Objective
Print the data that follows exactly.

Raw records
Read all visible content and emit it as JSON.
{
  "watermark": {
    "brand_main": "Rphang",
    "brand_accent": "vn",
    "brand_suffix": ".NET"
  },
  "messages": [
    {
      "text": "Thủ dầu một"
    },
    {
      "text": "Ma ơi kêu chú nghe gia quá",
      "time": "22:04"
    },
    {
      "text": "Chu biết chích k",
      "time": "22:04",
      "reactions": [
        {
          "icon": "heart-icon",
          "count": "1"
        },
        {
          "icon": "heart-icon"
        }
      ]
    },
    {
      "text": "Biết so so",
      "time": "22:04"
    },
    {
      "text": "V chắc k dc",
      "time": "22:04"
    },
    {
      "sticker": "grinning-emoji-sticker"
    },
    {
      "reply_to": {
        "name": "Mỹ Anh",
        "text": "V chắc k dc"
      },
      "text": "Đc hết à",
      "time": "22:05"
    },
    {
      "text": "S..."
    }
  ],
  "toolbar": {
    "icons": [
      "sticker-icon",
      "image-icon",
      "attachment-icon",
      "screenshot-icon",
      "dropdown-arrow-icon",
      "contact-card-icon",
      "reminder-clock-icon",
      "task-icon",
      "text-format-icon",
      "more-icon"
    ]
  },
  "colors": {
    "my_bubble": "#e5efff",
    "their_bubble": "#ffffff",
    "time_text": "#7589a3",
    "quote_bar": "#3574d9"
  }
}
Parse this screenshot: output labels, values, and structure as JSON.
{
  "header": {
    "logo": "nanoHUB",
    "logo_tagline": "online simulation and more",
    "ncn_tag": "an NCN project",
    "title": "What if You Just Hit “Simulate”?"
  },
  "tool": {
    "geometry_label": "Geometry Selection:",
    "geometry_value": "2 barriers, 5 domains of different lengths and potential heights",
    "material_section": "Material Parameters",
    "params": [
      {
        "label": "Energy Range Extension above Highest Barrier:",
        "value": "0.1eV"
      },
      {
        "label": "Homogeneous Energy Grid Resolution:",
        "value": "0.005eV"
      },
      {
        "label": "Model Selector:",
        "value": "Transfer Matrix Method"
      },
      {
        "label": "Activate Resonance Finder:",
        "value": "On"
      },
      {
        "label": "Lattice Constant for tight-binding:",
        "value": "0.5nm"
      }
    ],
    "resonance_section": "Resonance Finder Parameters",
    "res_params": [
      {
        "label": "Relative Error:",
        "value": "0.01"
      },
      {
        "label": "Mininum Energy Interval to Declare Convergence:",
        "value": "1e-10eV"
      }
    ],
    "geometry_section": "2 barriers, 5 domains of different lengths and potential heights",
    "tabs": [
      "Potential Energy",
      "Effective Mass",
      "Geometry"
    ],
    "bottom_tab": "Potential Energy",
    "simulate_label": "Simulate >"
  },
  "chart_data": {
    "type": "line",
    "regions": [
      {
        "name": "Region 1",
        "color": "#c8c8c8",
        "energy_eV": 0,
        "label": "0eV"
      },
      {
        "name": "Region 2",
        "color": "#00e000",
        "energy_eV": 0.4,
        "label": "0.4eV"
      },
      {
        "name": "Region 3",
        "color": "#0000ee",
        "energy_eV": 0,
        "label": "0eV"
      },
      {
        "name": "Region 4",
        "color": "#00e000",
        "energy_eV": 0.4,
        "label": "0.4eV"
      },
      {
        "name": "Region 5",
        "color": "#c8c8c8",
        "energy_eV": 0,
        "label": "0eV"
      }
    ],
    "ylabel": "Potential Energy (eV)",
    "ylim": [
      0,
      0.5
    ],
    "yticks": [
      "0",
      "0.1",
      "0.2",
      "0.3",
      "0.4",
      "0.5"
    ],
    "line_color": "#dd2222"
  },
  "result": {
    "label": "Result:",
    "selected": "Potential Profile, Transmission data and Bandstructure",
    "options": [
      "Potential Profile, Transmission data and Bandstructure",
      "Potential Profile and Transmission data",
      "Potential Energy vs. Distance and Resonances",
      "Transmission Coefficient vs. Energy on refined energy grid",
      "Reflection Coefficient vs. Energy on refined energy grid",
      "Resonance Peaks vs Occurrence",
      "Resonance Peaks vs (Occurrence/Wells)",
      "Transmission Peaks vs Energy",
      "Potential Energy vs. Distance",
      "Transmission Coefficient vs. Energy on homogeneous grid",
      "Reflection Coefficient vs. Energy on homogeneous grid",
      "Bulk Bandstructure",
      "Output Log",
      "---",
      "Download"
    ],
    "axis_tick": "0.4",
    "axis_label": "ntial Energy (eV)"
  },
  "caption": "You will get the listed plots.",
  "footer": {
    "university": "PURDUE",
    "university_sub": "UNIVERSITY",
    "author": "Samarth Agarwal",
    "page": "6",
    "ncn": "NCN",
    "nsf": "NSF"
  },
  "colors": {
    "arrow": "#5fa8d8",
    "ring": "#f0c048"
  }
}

Completed exercise
Read all visible content and emit it as JSON.
{
  "watermark": {
    "brand_main": "Rphang",
    "brand_accent": "vn",
    "brand_suffix": ".NET"
  },
  "messages": [
    {
      "text": "Thủ dầu một"
    },
    {
      "text": "Ma ơi kêu chú nghe gia quá",
      "time": "22:04"
    },
    {
      "text": "Chu biết chích k",
      "time": "22:04",
      "reactions": [
        {
          "icon": "heart-icon",
          "count": "1"
        },
        {
          "icon": "heart-icon"
        }
      ]
    },
    {
      "text": "Biết so so",
      "time": "22:04"
    },
    {
      "text": "V chắc k dc",
      "time": "22:04"
    },
    {
      "sticker": "grinning-emoji-sticker"
    },
    {
      "reply_to": {
        "name": "Mỹ Anh",
        "text": "V chắc k dc"
      },
      "text": "Đc hết à",
      "time": "22:05"
    },
    {
      "text": "S..."
    }
  ],
  "toolbar": {
    "icons": [
      "sticker-icon",
      "image-icon",
      "attachment-icon",
      "screenshot-icon",
      "dropdown-arrow-icon",
      "contact-card-icon",
      "reminder-clock-icon",
      "task-icon",
      "text-format-icon",
      "more-icon"
    ]
  },
  "colors": {
    "my_bubble": "#e5efff",
    "their_bubble": "#ffffff",
    "time_text": "#7589a3",
    "quote_bar": "#3574d9"
  }
}
Parse this screenshot: output labels, values, and structure as JSON.
{
  "header": {
    "logo": "nanoHUB",
    "logo_tagline": "online simulation and more",
    "ncn_tag": "an NCN project",
    "title": "What if You Just Hit “Simulate”?"
  },
  "tool": {
    "geometry_label": "Geometry Selection:",
    "geometry_value": "2 barriers, 5 domains of different lengths and potential heights",
    "material_section": "Material Parameters",
    "params": [
      {
        "label": "Energy Range Extension above Highest Barrier:",
        "value": "0.1eV"
      },
      {
        "label": "Homogeneous Energy Grid Resolution:",
        "value": "0.005eV"
      },
      {
        "label": "Model Selector:",
        "value": "Transfer Matrix Method"
      },
      {
        "label": "Activate Resonance Finder:",
        "value": "On"
      },
      {
        "label": "Lattice Constant for tight-binding:",
        "value": "0.5nm"
      }
    ],
    "resonance_section": "Resonance Finder Parameters",
    "res_params": [
      {
        "label": "Relative Error:",
        "value": "0.01"
      },
      {
        "label": "Mininum Energy Interval to Declare Convergence:",
        "value": "1e-10eV"
      }
    ],
    "geometry_section": "2 barriers, 5 domains of different lengths and potential heights",
    "tabs": [
      "Potential Energy",
      "Effective Mass",
      "Geometry"
    ],
    "bottom_tab": "Potential Energy",
    "simulate_label": "Simulate >"
  },
  "chart_data": {
    "type": "line",
    "regions": [
      {
        "name": "Region 1",
        "color": "#c8c8c8",
        "energy_eV": 0,
        "label": "0eV"
      },
      {
        "name": "Region 2",
        "color": "#00e000",
        "energy_eV": 0.4,
        "label": "0.4eV"
      },
      {
        "name": "Region 3",
        "color": "#0000ee",
        "energy_eV": 0,
        "label": "0eV"
      },
      {
        "name": "Region 4",
        "color": "#00e000",
        "energy_eV": 0.4,
        "label": "0.4eV"
      },
      {
        "name": "Region 5",
        "color": "#c8c8c8",
        "energy_eV": 0,
        "label": "0eV"
      }
    ],
    "ylabel": "Potential Energy (eV)",
    "ylim": [
      0,
      0.5
    ],
    "yticks": [
      "0",
      "0.1",
      "0.2",
      "0.3",
      "0.4",
      "0.5"
    ],
    "line_color": "#dd2222"
  },
  "result": {
    "label": "Result:",
    "selected": "Potential Profile, Transmission data and Bandstructure",
    "options": [
      "Potential Profile, Transmission data and Bandstructure",
      "Potential Profile and Transmission data",
      "Potential Energy vs. Distance and Resonances",
      "Transmission Coefficient vs. Energy on refined energy grid",
      "Reflection Coefficient vs. Energy on refined energy grid",
      "Resonance Peaks vs Occurrence",
      "Resonance Peaks vs (Occurrence/Wells)",
      "Transmission Peaks vs Energy",
      "Potential Energy vs. Distance",
      "Transmission Coefficient vs. Energy on homogeneous grid",
      "Reflection Coefficient vs. Energy on homogeneous grid",
      "Bulk Bandstructure",
      "Output Log",
      "---",
      "Download"
    ],
    "axis_tick": "0.4",
    "axis_label": "ntial Energy (eV)"
  },
  "caption": "You will get the listed plots.",
  "footer": {
    "university": "PURDUE",
    "university_sub": "UNIVERSITY",
    "author": "Samarth Agarwal",
    "page": "6",
    "ncn": "NCN",
    "nsf": "NSF"
  },
  "colors": {
    "arrow": "#5fa8d8",
    "ring": "#f0c048"
  }
}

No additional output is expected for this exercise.